AIM:
Identify the lines holding "observable" and copy them.

GIVEN ENTRIES:

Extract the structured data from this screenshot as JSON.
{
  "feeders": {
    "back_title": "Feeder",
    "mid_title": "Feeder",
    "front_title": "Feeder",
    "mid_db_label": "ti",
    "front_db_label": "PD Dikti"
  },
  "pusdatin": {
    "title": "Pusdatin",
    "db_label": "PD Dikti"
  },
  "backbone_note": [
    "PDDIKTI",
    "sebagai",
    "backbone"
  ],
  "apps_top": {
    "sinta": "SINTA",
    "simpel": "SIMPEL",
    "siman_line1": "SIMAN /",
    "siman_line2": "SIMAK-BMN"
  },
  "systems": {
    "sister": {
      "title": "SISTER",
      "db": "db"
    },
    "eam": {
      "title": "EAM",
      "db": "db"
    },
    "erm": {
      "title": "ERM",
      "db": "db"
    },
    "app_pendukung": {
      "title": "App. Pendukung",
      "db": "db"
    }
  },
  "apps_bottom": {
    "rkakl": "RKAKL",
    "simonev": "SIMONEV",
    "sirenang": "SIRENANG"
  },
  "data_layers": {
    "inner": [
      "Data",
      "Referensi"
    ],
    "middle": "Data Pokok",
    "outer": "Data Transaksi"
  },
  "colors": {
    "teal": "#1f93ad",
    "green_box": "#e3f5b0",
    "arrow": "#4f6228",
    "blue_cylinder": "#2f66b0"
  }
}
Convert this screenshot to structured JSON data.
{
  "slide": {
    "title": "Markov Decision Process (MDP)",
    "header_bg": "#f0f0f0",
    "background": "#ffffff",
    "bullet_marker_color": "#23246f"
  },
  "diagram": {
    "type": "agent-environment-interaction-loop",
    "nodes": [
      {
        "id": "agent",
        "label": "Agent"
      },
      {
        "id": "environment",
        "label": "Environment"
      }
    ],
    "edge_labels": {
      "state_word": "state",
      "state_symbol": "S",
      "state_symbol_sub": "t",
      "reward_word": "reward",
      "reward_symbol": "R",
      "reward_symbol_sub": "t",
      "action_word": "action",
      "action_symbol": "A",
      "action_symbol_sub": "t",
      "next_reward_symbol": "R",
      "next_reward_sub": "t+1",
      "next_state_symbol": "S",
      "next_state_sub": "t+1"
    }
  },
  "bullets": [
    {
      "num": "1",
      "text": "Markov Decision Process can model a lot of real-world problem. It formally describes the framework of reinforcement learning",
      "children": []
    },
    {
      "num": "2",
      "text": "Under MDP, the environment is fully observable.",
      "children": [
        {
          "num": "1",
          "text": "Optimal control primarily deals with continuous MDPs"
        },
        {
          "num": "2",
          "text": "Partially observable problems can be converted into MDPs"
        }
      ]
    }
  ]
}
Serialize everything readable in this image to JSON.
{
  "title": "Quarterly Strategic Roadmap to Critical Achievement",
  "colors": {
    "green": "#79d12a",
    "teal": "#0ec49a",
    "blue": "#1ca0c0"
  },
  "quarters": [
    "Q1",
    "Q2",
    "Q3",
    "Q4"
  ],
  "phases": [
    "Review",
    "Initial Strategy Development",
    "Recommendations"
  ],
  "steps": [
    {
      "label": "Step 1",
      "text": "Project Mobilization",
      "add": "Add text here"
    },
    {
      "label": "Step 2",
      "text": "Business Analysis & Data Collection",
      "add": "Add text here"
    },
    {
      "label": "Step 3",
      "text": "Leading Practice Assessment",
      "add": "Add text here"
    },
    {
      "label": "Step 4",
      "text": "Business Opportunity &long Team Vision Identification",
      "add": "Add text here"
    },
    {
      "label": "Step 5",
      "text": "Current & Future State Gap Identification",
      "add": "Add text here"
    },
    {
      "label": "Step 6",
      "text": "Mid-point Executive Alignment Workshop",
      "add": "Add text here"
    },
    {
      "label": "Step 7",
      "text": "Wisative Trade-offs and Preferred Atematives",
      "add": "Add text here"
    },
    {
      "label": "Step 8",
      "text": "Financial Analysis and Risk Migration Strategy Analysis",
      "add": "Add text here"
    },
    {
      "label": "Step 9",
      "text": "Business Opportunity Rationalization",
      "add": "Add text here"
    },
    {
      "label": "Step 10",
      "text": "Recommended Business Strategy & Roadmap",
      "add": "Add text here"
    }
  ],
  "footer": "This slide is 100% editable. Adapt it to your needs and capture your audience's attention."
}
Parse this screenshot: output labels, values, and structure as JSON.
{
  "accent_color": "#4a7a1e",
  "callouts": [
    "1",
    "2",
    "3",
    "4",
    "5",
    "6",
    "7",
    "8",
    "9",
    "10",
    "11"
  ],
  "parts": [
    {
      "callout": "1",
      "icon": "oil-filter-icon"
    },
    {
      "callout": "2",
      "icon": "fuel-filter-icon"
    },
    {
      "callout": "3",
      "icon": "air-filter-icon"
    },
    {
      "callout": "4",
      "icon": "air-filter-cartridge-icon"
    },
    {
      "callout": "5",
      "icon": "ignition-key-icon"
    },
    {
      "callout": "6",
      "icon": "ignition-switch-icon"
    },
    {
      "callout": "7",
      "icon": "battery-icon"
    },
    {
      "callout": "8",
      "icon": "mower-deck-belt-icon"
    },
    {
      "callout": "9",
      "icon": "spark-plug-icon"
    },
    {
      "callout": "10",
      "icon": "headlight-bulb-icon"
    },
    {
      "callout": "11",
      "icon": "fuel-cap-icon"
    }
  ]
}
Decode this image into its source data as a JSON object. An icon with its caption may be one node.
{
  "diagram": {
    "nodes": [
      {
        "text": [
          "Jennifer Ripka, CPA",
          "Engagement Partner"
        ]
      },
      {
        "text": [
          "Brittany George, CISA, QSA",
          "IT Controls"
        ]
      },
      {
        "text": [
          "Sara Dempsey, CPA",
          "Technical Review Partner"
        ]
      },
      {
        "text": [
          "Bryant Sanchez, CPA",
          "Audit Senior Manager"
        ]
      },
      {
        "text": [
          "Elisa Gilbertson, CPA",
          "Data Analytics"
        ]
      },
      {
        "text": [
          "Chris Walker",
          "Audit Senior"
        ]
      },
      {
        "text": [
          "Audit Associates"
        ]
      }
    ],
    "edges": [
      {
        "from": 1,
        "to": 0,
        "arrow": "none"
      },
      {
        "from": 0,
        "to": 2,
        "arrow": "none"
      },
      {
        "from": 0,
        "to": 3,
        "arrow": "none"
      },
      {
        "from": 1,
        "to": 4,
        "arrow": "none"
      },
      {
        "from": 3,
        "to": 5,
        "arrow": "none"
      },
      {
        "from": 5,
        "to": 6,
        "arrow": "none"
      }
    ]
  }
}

TASK RESULT:
      "text": "Under MDP, the environment is fully observable.",
          "text": "Partially observable problems can be converted into MDPs"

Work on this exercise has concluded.